— begin Task data —

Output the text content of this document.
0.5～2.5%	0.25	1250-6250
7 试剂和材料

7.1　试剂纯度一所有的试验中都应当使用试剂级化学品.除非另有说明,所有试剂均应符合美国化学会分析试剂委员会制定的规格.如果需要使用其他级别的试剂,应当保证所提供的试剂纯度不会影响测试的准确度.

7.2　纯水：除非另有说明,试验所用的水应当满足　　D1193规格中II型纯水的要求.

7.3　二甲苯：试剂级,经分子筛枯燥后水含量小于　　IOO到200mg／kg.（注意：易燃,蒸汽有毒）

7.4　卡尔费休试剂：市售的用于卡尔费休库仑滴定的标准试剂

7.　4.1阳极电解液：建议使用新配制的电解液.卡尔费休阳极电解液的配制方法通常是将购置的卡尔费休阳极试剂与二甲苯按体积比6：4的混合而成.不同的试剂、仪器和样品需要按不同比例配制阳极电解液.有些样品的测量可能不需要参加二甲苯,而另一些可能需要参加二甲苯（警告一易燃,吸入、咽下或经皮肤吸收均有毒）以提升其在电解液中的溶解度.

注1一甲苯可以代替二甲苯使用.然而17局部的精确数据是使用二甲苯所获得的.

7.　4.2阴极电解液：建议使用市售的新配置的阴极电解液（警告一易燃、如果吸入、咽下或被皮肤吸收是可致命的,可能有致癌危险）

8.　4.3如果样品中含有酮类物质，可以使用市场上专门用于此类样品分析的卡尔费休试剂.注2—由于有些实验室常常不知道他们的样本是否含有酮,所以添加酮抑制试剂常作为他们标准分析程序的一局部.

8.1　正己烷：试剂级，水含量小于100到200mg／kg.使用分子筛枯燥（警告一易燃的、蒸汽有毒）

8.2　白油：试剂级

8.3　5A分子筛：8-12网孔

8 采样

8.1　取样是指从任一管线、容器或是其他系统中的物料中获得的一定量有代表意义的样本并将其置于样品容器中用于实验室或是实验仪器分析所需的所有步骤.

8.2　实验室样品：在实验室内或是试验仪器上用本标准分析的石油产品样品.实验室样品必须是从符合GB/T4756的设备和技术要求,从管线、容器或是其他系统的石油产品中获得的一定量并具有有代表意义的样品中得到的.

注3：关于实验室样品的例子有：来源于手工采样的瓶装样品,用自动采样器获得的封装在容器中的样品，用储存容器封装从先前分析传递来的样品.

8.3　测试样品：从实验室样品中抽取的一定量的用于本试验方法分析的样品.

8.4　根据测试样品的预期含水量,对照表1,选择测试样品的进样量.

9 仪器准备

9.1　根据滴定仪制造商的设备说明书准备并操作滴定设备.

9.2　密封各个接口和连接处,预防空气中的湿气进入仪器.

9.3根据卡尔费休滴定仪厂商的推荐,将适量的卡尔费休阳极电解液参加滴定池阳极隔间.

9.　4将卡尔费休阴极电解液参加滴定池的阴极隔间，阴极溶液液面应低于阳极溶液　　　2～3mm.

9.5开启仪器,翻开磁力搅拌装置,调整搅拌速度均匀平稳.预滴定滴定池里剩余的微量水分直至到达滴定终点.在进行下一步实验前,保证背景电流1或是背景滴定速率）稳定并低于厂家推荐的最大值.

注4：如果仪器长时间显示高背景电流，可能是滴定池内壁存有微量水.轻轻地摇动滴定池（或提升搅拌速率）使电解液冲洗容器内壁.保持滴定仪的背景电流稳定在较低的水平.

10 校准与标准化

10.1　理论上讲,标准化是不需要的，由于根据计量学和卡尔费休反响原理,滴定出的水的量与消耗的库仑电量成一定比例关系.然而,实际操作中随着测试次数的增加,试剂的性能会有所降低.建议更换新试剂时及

— end Task data —

* [Exercise brief]
Copy all lines from the listing that contain "除非另有说明".

* [Result]
7.1　试剂纯度一所有的试验中都应当使用试剂级化学品.除非另有说明,所有试剂均应符合美国化学会分析试剂委员会制定的规格.如果需要使用其他级别的试剂,应当保证所提供的试剂纯度不会影响测试的准确度.
7.2　纯水：除非另有说明,试验所用的水应当满足　　D1193规格中II型纯水的要求.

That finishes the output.